■ YOUR TASK ■
Output all lines exactly, with nothing added or dropped.

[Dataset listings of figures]
════════
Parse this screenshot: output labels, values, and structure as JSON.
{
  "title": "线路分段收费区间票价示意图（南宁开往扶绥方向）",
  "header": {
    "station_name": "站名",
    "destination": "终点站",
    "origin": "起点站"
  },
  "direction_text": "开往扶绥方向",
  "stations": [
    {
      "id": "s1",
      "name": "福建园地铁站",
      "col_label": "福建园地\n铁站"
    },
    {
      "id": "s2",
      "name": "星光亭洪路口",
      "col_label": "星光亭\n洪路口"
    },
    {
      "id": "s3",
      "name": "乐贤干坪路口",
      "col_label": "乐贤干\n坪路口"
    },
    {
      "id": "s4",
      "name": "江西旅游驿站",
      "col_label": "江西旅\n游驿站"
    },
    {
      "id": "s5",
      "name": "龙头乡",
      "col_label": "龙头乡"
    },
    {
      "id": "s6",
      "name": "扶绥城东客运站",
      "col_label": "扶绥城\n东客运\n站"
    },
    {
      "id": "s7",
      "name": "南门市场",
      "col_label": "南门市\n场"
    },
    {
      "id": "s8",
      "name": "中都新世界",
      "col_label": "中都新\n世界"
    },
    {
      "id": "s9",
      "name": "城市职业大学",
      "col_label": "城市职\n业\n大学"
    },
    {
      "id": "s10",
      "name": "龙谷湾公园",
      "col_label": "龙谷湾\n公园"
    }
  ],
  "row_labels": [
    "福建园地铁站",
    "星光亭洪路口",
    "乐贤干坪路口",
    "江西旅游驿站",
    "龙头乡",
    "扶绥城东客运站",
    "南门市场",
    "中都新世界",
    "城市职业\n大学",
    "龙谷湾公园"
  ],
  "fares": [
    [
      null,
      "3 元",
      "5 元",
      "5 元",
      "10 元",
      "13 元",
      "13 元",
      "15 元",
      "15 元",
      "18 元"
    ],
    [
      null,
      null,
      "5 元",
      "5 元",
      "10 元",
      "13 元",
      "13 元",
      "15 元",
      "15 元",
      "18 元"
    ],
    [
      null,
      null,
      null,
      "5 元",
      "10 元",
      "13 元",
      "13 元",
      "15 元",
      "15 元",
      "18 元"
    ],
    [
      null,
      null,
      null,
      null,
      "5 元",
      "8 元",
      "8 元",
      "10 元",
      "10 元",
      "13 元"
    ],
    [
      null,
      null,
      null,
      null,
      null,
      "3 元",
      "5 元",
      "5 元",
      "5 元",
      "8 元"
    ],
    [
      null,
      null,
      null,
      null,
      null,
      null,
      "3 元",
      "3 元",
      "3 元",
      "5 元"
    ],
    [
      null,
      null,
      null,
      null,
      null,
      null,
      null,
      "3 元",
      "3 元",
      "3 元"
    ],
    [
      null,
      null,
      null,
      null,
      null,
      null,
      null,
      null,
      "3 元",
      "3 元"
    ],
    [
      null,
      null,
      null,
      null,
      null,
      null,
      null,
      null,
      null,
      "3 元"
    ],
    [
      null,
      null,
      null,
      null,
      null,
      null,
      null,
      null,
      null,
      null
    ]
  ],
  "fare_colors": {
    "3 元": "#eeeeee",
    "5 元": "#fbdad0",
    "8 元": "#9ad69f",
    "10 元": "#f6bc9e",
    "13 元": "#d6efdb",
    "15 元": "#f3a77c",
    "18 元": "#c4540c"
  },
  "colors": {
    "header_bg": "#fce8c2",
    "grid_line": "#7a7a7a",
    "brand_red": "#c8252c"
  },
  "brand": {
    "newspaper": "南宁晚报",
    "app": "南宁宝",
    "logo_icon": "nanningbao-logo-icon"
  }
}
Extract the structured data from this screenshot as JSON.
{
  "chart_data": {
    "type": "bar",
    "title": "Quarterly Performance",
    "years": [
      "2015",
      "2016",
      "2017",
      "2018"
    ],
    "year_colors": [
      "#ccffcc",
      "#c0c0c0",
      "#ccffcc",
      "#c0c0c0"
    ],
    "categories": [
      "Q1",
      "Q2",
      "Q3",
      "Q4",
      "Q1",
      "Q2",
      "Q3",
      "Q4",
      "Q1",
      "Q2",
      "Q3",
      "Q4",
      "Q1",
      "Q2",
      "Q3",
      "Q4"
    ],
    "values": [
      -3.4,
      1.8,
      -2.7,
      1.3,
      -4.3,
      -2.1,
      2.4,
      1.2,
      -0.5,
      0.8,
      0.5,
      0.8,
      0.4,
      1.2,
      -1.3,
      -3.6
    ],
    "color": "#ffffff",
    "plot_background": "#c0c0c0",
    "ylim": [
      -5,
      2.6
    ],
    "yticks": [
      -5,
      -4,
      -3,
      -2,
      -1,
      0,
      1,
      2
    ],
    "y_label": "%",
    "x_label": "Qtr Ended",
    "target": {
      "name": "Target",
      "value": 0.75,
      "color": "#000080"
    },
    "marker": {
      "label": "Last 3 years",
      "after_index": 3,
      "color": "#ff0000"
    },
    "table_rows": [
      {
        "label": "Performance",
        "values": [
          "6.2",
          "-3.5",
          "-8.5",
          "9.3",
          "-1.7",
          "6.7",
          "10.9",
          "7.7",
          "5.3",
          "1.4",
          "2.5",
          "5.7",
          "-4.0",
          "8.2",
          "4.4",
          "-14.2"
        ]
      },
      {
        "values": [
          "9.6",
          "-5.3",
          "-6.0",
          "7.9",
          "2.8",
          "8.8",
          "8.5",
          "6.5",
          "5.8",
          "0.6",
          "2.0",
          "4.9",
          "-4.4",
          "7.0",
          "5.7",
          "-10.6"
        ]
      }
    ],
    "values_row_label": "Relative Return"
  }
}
════════
■ PROBLEM SOLUTION ■
Parse this screenshot: output labels, values, and structure as JSON.
{
  "title": "线路分段收费区间票价示意图（南宁开往扶绥方向）",
  "header": {
    "station_name": "站名",
    "destination": "终点站",
    "origin": "起点站"
  },
  "direction_text": "开往扶绥方向",
  "stations": [
    {
      "id": "s1",
      "name": "福建园地铁站",
      "col_label": "福建园地\n铁站"
    },
    {
      "id": "s2",
      "name": "星光亭洪路口",
      "col_label": "星光亭\n洪路口"
    },
    {
      "id": "s3",
      "name": "乐贤干坪路口",
      "col_label": "乐贤干\n坪路口"
    },
    {
      "id": "s4",
      "name": "江西旅游驿站",
      "col_label": "江西旅\n游驿站"
    },
    {
      "id": "s5",
      "name": "龙头乡",
      "col_label": "龙头乡"
    },
    {
      "id": "s6",
      "name": "扶绥城东客运站",
      "col_label": "扶绥城\n东客运\n站"
    },
    {
      "id": "s7",
      "name": "南门市场",
      "col_label": "南门市\n场"
    },
    {
      "id": "s8",
      "name": "中都新世界",
      "col_label": "中都新\n世界"
    },
    {
      "id": "s9",
      "name": "城市职业大学",
      "col_label": "城市职\n业\n大学"
    },
    {
      "id": "s10",
      "name": "龙谷湾公园",
      "col_label": "龙谷湾\n公园"
    }
  ],
  "row_labels": [
    "福建园地铁站",
    "星光亭洪路口",
    "乐贤干坪路口",
    "江西旅游驿站",
    "龙头乡",
    "扶绥城东客运站",
    "南门市场",
    "中都新世界",
    "城市职业\n大学",
    "龙谷湾公园"
  ],
  "fares": [
    [
      null,
      "3 元",
      "5 元",
      "5 元",
      "10 元",
      "13 元",
      "13 元",
      "15 元",
      "15 元",
      "18 元"
    ],
    [
      null,
      null,
      "5 元",
      "5 元",
      "10 元",
      "13 元",
      "13 元",
      "15 元",
      "15 元",
      "18 元"
    ],
    [
      null,
      null,
      null,
      "5 元",
      "10 元",
      "13 元",
      "13 元",
      "15 元",
      "15 元",
      "18 元"
    ],
    [
      null,
      null,
      null,
      null,
      "5 元",
      "8 元",
      "8 元",
      "10 元",
      "10 元",
      "13 元"
    ],
    [
      null,
      null,
      null,
      null,
      null,
      "3 元",
      "5 元",
      "5 元",
      "5 元",
      "8 元"
    ],
    [
      null,
      null,
      null,
      null,
      null,
      null,
      "3 元",
      "3 元",
      "3 元",
      "5 元"
    ],
    [
      null,
      null,
      null,
      null,
      null,
      null,
      null,
      "3 元",
      "3 元",
      "3 元"
    ],
    [
      null,
      null,
      null,
      null,
      null,
      null,
      null,
      null,
      "3 元",
      "3 元"
    ],
    [
      null,
      null,
      null,
      null,
      null,
      null,
      null,
      null,
      null,
      "3 元"
    ],
    [
      null,
      null,
      null,
      null,
      null,
      null,
      null,
      null,
      null,
      null
    ]
  ],
  "fare_colors": {
    "3 元": "#eeeeee",
    "5 元": "#fbdad0",
    "8 元": "#9ad69f",
    "10 元": "#f6bc9e",
    "13 元": "#d6efdb",
    "15 元": "#f3a77c",
    "18 元": "#c4540c"
  },
  "colors": {
    "header_bg": "#fce8c2",
    "grid_line": "#7a7a7a",
    "brand_red": "#c8252c"
  },
  "brand": {
    "newspaper": "南宁晚报",
    "app": "南宁宝",
    "logo_icon": "nanningbao-logo-icon"
  }
}
Extract the structured data from this screenshot as JSON.
{
  "chart_data": {
    "type": "bar",
    "title": "Quarterly Performance",
    "years": [
      "2015",
      "2016",
      "2017",
      "2018"
    ],
    "year_colors": [
      "#ccffcc",
      "#c0c0c0",
      "#ccffcc",
      "#c0c0c0"
    ],
    "categories": [
      "Q1",
      "Q2",
      "Q3",
      "Q4",
      "Q1",
      "Q2",
      "Q3",
      "Q4",
      "Q1",
      "Q2",
      "Q3",
      "Q4",
      "Q1",
      "Q2",
      "Q3",
      "Q4"
    ],
    "values": [
      -3.4,
      1.8,
      -2.7,
      1.3,
      -4.3,
      -2.1,
      2.4,
      1.2,
      -0.5,
      0.8,
      0.5,
      0.8,
      0.4,
      1.2,
      -1.3,
      -3.6
    ],
    "color": "#ffffff",
    "plot_background": "#c0c0c0",
    "ylim": [
      -5,
      2.6
    ],
    "yticks": [
      -5,
      -4,
      -3,
      -2,
      -1,
      0,
      1,
      2
    ],
    "y_label": "%",
    "x_label": "Qtr Ended",
    "target": {
      "name": "Target",
      "value": 0.75,
      "color": "#000080"
    },
    "marker": {
      "label": "Last 3 years",
      "after_index": 3,
      "color": "#ff0000"
    },
    "table_rows": [
      {
        "label": "Performance",
        "values": [
          "6.2",
          "-3.5",
          "-8.5",
          "9.3",
          "-1.7",
          "6.7",
          "10.9",
          "7.7",
          "5.3",
          "1.4",
          "2.5",
          "5.7",
          "-4.0",
          "8.2",
          "4.4",
          "-14.2"
        ]
      },
      {
        "values": [
          "9.6",
          "-5.3",
          "-6.0",
          "7.9",
          "2.8",
          "8.8",
          "8.5",
          "6.5",
          "5.8",
          "0.6",
          "2.0",
          "4.9",
          "-4.4",
          "7.0",
          "5.7",
          "-10.6"
        ]
      }
    ],
    "values_row_label": "Relative Return"
  }
}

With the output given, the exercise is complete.